## Entries provided
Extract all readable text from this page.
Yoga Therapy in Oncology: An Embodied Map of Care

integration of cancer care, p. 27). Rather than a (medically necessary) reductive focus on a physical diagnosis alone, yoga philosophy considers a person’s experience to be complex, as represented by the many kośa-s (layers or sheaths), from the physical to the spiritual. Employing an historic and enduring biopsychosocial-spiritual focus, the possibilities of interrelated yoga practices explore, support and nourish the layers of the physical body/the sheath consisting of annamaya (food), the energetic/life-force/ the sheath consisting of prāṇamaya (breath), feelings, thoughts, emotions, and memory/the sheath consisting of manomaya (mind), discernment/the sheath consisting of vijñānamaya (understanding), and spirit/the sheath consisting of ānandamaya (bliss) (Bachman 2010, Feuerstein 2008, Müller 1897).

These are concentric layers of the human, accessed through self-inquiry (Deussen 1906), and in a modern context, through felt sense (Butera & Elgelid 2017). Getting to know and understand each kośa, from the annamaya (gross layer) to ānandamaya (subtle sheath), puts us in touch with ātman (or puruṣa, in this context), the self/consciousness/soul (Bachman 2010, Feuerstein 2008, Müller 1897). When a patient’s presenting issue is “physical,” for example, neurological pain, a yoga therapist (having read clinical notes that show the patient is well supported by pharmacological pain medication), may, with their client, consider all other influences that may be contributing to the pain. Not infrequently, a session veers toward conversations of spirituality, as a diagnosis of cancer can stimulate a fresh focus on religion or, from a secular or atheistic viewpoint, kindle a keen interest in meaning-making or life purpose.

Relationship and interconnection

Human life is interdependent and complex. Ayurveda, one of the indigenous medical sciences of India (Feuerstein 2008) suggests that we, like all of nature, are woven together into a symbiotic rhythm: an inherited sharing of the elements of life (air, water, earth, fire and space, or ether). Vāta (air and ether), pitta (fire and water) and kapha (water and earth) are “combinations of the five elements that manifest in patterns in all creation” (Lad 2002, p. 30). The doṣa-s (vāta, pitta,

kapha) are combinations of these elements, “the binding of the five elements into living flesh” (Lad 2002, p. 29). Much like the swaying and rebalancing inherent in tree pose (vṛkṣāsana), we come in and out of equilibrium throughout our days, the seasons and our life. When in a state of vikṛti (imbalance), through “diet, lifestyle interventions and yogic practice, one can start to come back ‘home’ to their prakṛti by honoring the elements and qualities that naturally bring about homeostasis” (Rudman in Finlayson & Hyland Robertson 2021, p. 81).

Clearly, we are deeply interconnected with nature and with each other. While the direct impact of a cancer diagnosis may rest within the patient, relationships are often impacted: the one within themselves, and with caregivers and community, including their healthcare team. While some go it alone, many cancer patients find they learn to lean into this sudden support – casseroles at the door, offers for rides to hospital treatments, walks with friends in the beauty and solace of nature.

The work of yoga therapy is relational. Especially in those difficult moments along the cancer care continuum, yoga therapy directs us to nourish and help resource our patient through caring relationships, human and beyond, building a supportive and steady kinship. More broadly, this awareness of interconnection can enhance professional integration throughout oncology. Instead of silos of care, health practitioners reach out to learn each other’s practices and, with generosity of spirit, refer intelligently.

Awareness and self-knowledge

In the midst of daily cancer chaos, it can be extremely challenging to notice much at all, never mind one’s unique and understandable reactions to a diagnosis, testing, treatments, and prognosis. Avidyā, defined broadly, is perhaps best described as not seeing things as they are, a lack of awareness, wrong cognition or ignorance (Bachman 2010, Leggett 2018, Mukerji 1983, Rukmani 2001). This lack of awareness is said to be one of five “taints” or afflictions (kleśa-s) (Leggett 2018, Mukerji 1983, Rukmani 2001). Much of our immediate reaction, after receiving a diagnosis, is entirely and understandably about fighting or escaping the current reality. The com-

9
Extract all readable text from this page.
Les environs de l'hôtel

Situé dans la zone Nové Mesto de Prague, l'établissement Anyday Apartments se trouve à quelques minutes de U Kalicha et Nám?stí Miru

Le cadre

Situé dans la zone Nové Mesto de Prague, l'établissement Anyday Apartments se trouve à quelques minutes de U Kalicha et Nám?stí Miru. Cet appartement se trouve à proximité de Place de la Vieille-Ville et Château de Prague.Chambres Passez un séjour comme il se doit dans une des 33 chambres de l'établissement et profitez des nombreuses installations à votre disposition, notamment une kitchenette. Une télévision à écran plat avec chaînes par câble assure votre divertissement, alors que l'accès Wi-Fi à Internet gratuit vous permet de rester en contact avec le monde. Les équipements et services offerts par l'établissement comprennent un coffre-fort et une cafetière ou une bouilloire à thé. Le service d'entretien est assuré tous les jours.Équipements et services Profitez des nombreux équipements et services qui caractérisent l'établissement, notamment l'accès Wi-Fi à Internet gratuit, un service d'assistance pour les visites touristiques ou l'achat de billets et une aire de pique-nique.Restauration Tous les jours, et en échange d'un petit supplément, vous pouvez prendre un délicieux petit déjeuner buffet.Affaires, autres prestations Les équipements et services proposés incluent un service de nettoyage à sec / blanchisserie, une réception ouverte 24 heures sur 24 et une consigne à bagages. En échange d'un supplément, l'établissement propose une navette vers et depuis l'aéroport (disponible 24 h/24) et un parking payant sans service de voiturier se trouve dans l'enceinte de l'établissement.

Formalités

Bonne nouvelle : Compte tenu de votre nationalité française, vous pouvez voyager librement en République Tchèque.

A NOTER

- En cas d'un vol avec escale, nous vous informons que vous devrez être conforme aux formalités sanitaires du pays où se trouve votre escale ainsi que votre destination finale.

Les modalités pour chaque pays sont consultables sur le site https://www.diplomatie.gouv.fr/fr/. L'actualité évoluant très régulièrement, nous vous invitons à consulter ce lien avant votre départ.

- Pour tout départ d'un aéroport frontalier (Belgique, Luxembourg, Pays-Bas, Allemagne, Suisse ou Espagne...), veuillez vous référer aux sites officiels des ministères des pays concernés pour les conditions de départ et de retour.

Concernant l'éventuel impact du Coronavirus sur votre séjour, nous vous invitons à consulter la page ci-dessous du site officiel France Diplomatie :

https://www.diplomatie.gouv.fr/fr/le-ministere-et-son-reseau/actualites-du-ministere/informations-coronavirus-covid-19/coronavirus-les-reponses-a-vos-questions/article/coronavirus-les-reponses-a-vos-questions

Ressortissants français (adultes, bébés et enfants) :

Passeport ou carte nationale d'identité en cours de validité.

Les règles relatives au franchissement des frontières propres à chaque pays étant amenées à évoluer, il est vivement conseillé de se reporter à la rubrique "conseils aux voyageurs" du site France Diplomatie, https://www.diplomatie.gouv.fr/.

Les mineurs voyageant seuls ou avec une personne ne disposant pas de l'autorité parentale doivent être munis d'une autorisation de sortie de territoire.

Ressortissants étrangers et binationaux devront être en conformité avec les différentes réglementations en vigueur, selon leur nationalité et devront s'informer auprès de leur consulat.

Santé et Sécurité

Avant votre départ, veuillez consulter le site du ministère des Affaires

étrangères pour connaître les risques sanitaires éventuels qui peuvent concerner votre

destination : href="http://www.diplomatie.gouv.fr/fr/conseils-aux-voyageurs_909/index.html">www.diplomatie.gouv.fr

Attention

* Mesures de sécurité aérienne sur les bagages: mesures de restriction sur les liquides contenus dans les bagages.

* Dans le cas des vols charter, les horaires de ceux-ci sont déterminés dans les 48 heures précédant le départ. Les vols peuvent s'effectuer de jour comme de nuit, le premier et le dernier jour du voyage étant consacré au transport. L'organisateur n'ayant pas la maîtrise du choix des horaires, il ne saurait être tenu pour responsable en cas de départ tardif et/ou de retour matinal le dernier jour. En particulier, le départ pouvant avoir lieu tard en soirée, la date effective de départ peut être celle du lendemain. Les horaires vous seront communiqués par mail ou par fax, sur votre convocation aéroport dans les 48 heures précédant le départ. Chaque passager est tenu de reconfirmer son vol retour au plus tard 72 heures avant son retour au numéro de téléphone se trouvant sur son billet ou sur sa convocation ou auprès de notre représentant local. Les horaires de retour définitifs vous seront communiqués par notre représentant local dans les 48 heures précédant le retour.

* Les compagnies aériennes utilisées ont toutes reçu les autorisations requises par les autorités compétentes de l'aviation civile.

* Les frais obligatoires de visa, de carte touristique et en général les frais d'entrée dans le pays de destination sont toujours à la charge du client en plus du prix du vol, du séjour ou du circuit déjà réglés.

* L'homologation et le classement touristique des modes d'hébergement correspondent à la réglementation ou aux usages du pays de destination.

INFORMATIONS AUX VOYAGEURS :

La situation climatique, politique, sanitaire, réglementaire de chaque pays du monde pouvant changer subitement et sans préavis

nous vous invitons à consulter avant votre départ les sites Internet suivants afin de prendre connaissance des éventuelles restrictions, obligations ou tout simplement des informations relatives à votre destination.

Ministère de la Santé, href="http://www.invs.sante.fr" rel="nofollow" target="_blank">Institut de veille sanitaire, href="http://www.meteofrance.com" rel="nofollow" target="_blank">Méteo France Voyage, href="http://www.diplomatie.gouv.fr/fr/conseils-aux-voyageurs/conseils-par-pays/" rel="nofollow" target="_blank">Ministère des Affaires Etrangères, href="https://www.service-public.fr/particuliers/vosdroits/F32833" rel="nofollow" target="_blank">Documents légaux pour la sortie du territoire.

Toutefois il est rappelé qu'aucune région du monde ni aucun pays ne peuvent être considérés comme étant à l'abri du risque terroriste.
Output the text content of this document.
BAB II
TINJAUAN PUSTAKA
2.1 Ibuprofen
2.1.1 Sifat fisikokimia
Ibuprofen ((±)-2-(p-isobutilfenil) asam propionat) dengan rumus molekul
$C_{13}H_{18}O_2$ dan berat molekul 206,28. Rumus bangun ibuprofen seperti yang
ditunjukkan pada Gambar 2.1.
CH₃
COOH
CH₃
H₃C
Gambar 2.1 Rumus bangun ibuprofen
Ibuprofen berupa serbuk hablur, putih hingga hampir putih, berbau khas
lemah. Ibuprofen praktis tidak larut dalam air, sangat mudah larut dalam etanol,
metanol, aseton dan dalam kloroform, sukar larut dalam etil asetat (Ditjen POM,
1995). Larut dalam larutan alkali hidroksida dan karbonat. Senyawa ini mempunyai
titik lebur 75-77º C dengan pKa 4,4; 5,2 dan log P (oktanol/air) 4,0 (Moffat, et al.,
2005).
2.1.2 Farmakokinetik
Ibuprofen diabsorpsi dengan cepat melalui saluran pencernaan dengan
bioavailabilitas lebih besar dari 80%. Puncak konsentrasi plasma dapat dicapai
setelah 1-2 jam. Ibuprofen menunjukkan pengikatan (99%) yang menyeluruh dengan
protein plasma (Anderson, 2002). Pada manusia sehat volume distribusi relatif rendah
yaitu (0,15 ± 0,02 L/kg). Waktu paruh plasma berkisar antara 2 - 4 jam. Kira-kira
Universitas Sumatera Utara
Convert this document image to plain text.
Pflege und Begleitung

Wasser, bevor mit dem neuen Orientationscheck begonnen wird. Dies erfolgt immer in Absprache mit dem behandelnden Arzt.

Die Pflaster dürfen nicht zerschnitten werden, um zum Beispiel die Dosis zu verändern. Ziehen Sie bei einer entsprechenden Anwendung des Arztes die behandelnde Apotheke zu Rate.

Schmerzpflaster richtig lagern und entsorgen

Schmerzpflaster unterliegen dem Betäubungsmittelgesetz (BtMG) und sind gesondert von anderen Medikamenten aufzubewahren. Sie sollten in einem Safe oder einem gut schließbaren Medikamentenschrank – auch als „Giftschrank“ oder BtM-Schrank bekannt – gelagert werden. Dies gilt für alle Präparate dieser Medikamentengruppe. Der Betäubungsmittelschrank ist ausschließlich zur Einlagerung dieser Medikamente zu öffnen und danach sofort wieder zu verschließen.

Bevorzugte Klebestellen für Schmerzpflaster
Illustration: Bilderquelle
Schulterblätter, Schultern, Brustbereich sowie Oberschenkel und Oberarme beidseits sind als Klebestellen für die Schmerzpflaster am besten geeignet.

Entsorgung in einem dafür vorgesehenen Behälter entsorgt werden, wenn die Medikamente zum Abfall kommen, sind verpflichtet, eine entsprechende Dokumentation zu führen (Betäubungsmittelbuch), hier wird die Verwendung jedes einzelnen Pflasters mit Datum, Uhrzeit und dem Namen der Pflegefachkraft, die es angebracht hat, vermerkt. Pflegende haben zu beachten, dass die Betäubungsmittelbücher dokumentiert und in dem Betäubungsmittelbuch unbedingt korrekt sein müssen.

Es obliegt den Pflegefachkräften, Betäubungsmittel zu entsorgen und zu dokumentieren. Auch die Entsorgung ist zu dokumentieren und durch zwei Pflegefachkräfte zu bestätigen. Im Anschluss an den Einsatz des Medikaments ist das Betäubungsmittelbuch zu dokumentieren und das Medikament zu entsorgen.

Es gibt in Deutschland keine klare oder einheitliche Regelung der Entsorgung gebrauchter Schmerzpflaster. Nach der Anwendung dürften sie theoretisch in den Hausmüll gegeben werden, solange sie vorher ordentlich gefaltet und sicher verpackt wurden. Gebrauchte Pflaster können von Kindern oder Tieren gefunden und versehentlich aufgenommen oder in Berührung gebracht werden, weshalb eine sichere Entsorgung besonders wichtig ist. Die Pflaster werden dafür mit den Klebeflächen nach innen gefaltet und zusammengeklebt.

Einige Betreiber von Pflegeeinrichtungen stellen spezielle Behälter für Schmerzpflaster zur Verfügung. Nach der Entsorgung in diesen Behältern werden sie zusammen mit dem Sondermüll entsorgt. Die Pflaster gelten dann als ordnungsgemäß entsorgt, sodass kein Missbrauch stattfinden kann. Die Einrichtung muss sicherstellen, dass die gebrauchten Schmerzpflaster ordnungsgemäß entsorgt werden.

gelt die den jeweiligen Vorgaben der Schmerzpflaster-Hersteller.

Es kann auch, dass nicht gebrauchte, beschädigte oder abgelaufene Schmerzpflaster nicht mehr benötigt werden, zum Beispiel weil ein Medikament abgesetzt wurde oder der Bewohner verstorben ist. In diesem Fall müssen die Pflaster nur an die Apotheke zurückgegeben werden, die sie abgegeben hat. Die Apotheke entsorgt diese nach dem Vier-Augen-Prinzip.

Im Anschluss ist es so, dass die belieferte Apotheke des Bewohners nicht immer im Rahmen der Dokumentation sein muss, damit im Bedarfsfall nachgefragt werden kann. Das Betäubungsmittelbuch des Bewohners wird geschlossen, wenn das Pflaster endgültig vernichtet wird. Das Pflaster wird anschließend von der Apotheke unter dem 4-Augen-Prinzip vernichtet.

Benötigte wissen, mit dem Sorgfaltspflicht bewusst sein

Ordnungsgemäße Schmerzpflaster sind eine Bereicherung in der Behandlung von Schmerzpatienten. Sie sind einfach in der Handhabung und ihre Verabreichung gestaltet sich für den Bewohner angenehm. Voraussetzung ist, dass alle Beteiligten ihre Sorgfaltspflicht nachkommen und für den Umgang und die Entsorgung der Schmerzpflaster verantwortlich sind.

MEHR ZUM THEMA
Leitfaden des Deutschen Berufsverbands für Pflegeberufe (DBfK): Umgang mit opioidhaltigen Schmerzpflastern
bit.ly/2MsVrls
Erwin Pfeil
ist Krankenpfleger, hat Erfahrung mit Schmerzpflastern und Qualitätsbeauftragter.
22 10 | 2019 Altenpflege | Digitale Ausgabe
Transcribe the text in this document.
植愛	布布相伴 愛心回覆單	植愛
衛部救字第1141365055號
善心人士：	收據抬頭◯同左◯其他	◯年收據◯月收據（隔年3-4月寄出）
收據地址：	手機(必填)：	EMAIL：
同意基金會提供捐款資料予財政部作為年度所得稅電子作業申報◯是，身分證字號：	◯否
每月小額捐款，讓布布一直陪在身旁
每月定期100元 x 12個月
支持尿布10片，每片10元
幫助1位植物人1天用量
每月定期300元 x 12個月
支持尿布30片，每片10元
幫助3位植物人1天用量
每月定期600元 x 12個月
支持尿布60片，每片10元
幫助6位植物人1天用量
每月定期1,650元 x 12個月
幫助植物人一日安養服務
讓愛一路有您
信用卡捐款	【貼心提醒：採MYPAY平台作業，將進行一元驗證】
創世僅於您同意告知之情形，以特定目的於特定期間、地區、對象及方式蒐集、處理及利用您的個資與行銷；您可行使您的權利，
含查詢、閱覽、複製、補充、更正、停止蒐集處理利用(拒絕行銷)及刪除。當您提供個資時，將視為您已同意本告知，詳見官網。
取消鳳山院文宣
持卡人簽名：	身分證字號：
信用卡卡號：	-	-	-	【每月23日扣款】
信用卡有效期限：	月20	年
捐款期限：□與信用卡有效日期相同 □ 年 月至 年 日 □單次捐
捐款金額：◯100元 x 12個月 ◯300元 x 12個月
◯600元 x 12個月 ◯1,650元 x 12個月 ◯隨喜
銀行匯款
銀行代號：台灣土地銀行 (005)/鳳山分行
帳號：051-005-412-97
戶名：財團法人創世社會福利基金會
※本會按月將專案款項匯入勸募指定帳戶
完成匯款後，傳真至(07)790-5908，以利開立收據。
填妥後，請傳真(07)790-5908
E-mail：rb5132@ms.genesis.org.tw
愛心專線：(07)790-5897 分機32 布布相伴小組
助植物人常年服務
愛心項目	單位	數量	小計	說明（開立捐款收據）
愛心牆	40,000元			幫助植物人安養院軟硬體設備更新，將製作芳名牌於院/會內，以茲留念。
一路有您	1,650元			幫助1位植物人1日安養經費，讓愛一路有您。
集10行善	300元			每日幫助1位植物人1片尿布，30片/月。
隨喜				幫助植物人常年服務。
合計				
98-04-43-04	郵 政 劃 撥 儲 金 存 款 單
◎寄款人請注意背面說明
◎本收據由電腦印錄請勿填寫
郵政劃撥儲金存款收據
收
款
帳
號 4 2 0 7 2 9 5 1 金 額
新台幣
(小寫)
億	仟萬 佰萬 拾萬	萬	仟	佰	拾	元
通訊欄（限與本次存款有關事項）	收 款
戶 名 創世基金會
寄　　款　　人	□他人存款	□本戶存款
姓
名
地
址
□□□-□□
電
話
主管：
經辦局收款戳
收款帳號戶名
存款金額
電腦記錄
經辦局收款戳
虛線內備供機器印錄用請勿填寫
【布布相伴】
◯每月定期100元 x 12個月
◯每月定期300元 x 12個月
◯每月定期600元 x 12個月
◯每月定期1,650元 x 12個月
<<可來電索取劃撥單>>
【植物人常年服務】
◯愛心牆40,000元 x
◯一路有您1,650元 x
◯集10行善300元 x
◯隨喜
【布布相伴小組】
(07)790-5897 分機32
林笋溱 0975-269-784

## Task details
Lines containing the string "Umgang" are the ones to copy from the entries above.

## Answer below
Ordnungsgemäße Schmerzpflaster sind eine Bereicherung in der Behandlung von Schmerzpatienten. Sie sind einfach in der Handhabung und ihre Verabreichung gestaltet sich für den Bewohner angenehm. Voraussetzung ist, dass alle Beteiligten ihre Sorgfaltspflicht nachkommen und für den Umgang und die Entsorgung der Schmerzpflaster verantwortlich sind.
Leitfaden des Deutschen Berufsverbands für Pflegeberufe (DBfK): Umgang mit opioidhaltigen Schmerzpflastern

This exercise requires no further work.